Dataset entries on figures
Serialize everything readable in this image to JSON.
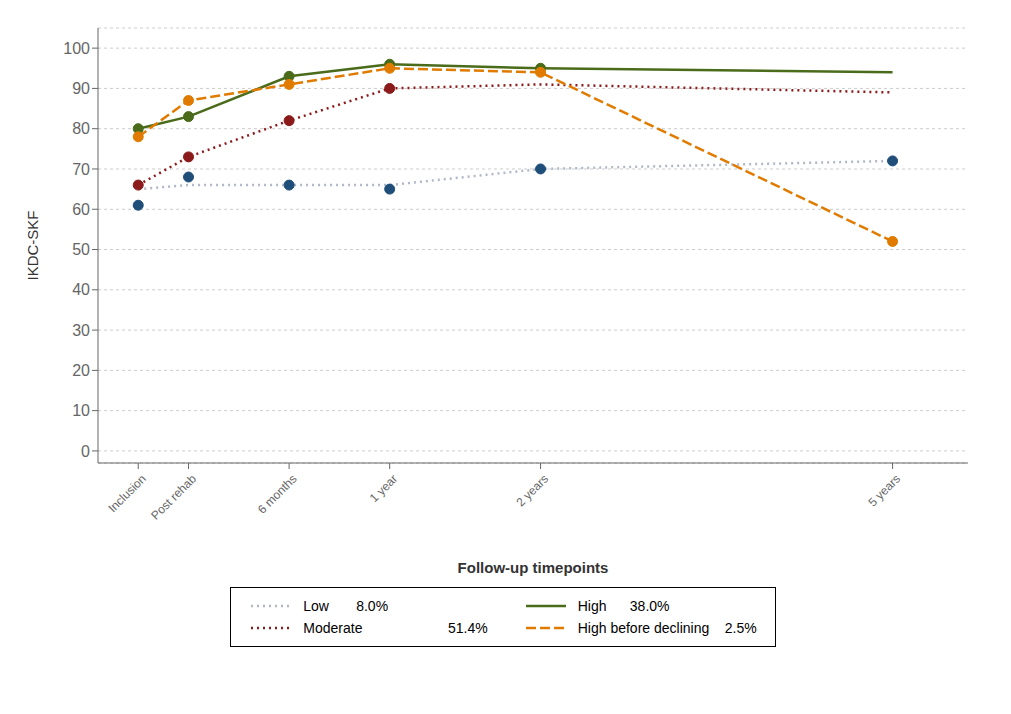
{
  "chart_data": {
    "type": "line",
    "x": [
      0,
      1,
      3,
      5,
      8,
      15
    ],
    "xlabel": "Follow-up timepoints",
    "ylabel": "IKDC-SKF",
    "xlim": [
      -0.8,
      16.5
    ],
    "xticks": [
      {
        "value": 0,
        "label": "Inclusion"
      },
      {
        "value": 1,
        "label": "Post rehab"
      },
      {
        "value": 3,
        "label": "6 months"
      },
      {
        "value": 5,
        "label": "1 year"
      },
      {
        "value": 8,
        "label": "2 years"
      },
      {
        "value": 15,
        "label": "5 years"
      }
    ],
    "ylim": [
      -3,
      105
    ],
    "yticks": [
      0,
      10,
      20,
      30,
      40,
      50,
      60,
      70,
      80,
      90,
      100
    ],
    "grid": true,
    "legend": "bottom",
    "series": [
      {
        "name": "Low       8.0%",
        "color": "#b0b8c8",
        "line_style": "dotted",
        "values": [
          65,
          66,
          66,
          66,
          70,
          72
        ]
      },
      {
        "type": "scatter",
        "color": "#1f4e79",
        "marker": "circle",
        "values": [
          61,
          68,
          66,
          65,
          70,
          72
        ]
      },
      {
        "name": "Moderate                      51.4%",
        "color": "#8b1a1a",
        "line_style": "dotted",
        "values": [
          66,
          73,
          82,
          90,
          91,
          89
        ]
      },
      {
        "type": "scatter",
        "color": "#8b1a1a",
        "marker": "circle",
        "values": [
          66,
          73,
          82,
          90,
          null,
          null
        ]
      },
      {
        "name": "High      38.0%",
        "color": "#4a6b1a",
        "line_style": "solid",
        "values": [
          80,
          83,
          93,
          96,
          95,
          94
        ]
      },
      {
        "type": "scatter",
        "color": "#4a6b1a",
        "marker": "circle",
        "values": [
          80,
          83,
          93,
          96,
          95,
          null
        ]
      },
      {
        "name": "High before declining    2.5%",
        "color": "#e07b00",
        "line_style": "dashed",
        "values": [
          78,
          87,
          91,
          95,
          94,
          52
        ]
      },
      {
        "type": "scatter",
        "color": "#e07b00",
        "marker": "circle",
        "values": [
          78,
          87,
          91,
          95,
          94,
          52
        ]
      }
    ]
  }
}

EXERCISE ▸
Write every entry out again exactly, dropping the pictures.

RESPONSE TO THE TASK ▸
Serialize everything readable in this image to JSON.
{
  "chart_data": {
    "type": "line",
    "x": [
      0,
      1,
      3,
      5,
      8,
      15
    ],
    "xlabel": "Follow-up timepoints",
    "ylabel": "IKDC-SKF",
    "xlim": [
      -0.8,
      16.5
    ],
    "xticks": [
      {
        "value": 0,
        "label": "Inclusion"
      },
      {
        "value": 1,
        "label": "Post rehab"
      },
      {
        "value": 3,
        "label": "6 months"
      },
      {
        "value": 5,
        "label": "1 year"
      },
      {
        "value": 8,
        "label": "2 years"
      },
      {
        "value": 15,
        "label": "5 years"
      }
    ],
    "ylim": [
      -3,
      105
    ],
    "yticks": [
      0,
      10,
      20,
      30,
      40,
      50,
      60,
      70,
      80,
      90,
      100
    ],
    "grid": true,
    "legend": "bottom",
    "series": [
      {
        "name": "Low       8.0%",
        "color": "#b0b8c8",
        "line_style": "dotted",
        "values": [
          65,
          66,
          66,
          66,
          70,
          72
        ]
      },
      {
        "type": "scatter",
        "color": "#1f4e79",
        "marker": "circle",
        "values": [
          61,
          68,
          66,
          65,
          70,
          72
        ]
      },
      {
        "name": "Moderate                      51.4%",
        "color": "#8b1a1a",
        "line_style": "dotted",
        "values": [
          66,
          73,
          82,
          90,
          91,
          89
        ]
      },
      {
        "type": "scatter",
        "color": "#8b1a1a",
        "marker": "circle",
        "values": [
          66,
          73,
          82,
          90,
          null,
          null
        ]
      },
      {
        "name": "High      38.0%",
        "color": "#4a6b1a",
        "line_style": "solid",
        "values": [
          80,
          83,
          93,
          96,
          95,
          94
        ]
      },
      {
        "type": "scatter",
        "color": "#4a6b1a",
        "marker": "circle",
        "values": [
          80,
          83,
          93,
          96,
          95,
          null
        ]
      },
      {
        "name": "High before declining    2.5%",
        "color": "#e07b00",
        "line_style": "dashed",
        "values": [
          78,
          87,
          91,
          95,
          94,
          52
        ]
      },
      {
        "type": "scatter",
        "color": "#e07b00",
        "marker": "circle",
        "values": [
          78,
          87,
          91,
          95,
          94,
          52
        ]
      }
    ]
  }
}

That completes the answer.